** START Data for the task **
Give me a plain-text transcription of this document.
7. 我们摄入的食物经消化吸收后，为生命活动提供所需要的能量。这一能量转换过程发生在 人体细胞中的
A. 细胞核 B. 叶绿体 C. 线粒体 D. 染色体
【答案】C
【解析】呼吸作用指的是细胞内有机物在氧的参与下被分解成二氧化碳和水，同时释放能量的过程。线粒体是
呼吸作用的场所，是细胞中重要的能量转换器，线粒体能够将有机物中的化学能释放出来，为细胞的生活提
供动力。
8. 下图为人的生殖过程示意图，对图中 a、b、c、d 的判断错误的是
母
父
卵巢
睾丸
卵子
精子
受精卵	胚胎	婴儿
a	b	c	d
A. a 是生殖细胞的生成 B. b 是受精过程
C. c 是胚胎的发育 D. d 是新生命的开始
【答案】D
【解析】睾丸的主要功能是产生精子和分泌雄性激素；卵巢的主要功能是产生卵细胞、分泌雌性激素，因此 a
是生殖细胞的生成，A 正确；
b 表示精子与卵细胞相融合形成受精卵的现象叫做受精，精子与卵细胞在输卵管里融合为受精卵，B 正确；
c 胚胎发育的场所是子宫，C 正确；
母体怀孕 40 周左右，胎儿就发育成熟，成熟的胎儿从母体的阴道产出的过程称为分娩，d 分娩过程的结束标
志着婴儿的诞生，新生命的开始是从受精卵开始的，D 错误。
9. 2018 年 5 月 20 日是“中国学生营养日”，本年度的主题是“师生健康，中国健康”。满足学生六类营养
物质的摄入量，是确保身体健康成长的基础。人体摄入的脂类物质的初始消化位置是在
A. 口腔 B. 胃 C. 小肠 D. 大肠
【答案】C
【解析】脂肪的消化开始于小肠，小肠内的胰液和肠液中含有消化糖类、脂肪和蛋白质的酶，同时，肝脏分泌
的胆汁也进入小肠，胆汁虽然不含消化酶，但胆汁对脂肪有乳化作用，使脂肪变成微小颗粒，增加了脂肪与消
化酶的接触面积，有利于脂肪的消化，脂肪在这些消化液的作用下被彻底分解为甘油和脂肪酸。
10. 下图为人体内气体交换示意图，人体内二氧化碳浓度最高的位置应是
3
** END Data for the task **
** START Data for the task **
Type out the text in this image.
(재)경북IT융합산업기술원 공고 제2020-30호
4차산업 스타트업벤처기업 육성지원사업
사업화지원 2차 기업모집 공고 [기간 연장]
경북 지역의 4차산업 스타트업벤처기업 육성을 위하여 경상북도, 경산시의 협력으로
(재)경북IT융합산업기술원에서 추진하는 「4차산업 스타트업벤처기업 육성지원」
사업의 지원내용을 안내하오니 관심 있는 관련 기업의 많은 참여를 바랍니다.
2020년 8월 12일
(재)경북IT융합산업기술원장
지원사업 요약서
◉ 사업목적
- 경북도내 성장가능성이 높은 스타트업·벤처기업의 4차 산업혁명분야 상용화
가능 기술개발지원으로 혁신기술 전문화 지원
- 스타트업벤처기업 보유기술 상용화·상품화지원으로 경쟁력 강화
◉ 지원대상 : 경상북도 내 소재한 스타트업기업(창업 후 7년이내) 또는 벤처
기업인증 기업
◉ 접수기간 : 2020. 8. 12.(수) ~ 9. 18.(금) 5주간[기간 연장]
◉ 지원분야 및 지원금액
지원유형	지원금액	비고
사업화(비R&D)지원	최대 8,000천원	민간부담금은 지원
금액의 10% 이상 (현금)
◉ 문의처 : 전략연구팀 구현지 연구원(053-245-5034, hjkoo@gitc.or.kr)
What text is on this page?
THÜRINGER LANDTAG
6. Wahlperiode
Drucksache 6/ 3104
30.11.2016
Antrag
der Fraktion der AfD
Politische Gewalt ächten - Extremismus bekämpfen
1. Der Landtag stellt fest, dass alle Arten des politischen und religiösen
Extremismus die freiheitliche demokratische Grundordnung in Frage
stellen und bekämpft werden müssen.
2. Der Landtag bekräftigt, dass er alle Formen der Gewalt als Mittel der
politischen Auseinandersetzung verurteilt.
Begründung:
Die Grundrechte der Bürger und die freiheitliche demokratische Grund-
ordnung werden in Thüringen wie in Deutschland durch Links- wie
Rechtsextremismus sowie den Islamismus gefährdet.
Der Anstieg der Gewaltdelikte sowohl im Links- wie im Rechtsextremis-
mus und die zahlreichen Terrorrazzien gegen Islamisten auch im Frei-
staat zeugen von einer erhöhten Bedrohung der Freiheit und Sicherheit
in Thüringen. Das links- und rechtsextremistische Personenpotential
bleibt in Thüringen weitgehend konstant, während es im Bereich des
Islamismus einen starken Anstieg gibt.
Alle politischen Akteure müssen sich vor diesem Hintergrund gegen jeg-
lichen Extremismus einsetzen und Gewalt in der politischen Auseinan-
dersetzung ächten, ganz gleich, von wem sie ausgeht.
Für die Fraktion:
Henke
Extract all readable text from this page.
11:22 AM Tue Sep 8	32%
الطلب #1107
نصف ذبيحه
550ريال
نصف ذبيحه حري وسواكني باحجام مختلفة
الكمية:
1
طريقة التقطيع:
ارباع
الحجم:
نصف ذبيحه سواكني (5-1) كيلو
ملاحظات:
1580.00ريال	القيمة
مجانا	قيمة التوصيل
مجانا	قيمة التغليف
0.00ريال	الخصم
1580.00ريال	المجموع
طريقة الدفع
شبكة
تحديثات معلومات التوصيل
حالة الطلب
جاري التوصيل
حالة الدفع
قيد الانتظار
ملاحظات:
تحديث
** END Data for the task **
→ Goal: Where does the word "freiheitliche" appear? Return each line that holds it.

→ Final answer:
Extremismus die freiheitliche demokratische Grundordnung in Frage
Die Grundrechte der Bürger und die freiheitliche demokratische Grund-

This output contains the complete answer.